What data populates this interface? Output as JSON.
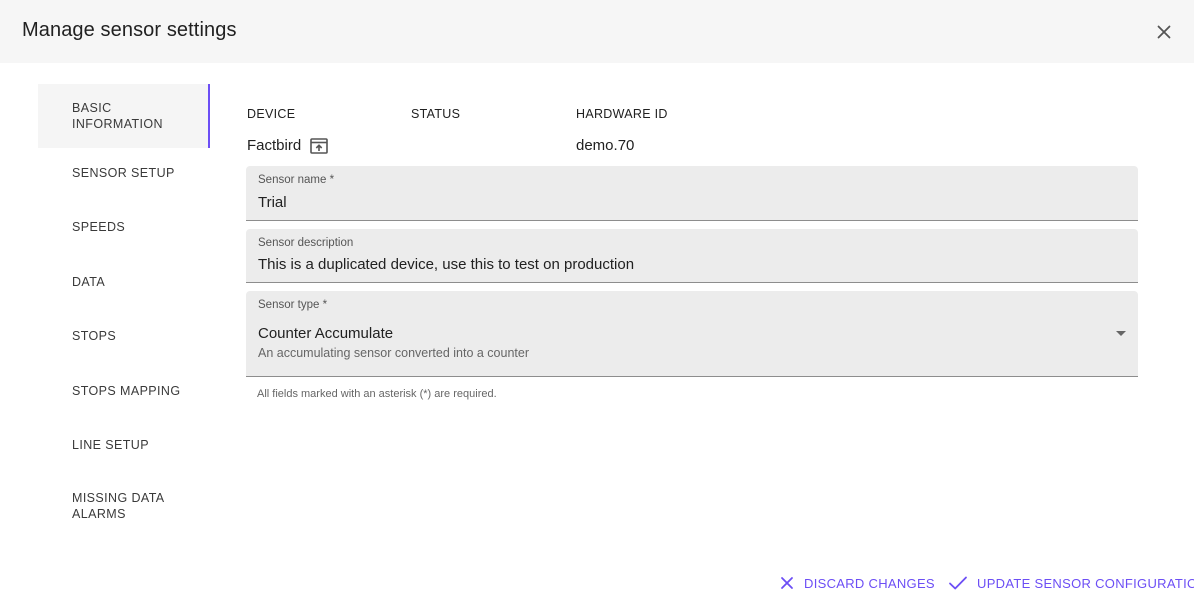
{
  "dialog": {
    "title": "Manage sensor settings",
    "close_icon": "close-icon"
  },
  "nav": {
    "active_index": 0,
    "items": [
      {
        "label": "BASIC INFORMATION"
      },
      {
        "label": "SENSOR SETUP"
      },
      {
        "label": "SPEEDS"
      },
      {
        "label": "DATA"
      },
      {
        "label": "STOPS"
      },
      {
        "label": "STOPS MAPPING"
      },
      {
        "label": "LINE SETUP"
      },
      {
        "label": "MISSING DATA ALARMS"
      }
    ]
  },
  "info": {
    "device_header": "DEVICE",
    "status_header": "STATUS",
    "hardware_header": "HARDWARE ID",
    "device_value": "Factbird",
    "device_icon": "open-in-new-icon",
    "status_value": "",
    "hardware_value": "demo.70"
  },
  "form": {
    "name_label": "Sensor name *",
    "name_value": "Trial",
    "description_label": "Sensor description",
    "description_value": "This is a duplicated device, use this to test on production",
    "type_label": "Sensor type *",
    "type_value": "Counter Accumulate",
    "type_subtext": "An accumulating sensor converted into a counter",
    "required_hint": "All fields marked with an asterisk (*) are required."
  },
  "actions": {
    "discard_label": "DISCARD CHANGES",
    "update_label": "UPDATE SENSOR CONFIGURATION"
  },
  "colors": {
    "accent": "#6c4ef5",
    "header_bg": "#f6f6f6",
    "field_bg": "#ececec"
  }
}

Written request » All entries are to be retyped exactly. Omit any embedded images.

Exercise response »
What data populates this interface? Output as JSON.
{
  "dialog": {
    "title": "Manage sensor settings",
    "close_icon": "close-icon"
  },
  "nav": {
    "active_index": 0,
    "items": [
      {
        "label": "BASIC INFORMATION"
      },
      {
        "label": "SENSOR SETUP"
      },
      {
        "label": "SPEEDS"
      },
      {
        "label": "DATA"
      },
      {
        "label": "STOPS"
      },
      {
        "label": "STOPS MAPPING"
      },
      {
        "label": "LINE SETUP"
      },
      {
        "label": "MISSING DATA ALARMS"
      }
    ]
  },
  "info": {
    "device_header": "DEVICE",
    "status_header": "STATUS",
    "hardware_header": "HARDWARE ID",
    "device_value": "Factbird",
    "device_icon": "open-in-new-icon",
    "status_value": "",
    "hardware_value": "demo.70"
  },
  "form": {
    "name_label": "Sensor name *",
    "name_value": "Trial",
    "description_label": "Sensor description",
    "description_value": "This is a duplicated device, use this to test on production",
    "type_label": "Sensor type *",
    "type_value": "Counter Accumulate",
    "type_subtext": "An accumulating sensor converted into a counter",
    "required_hint": "All fields marked with an asterisk (*) are required."
  },
  "actions": {
    "discard_label": "DISCARD CHANGES",
    "update_label": "UPDATE SENSOR CONFIGURATION"
  },
  "colors": {
    "accent": "#6c4ef5",
    "header_bg": "#f6f6f6",
    "field_bg": "#ececec"
  }
}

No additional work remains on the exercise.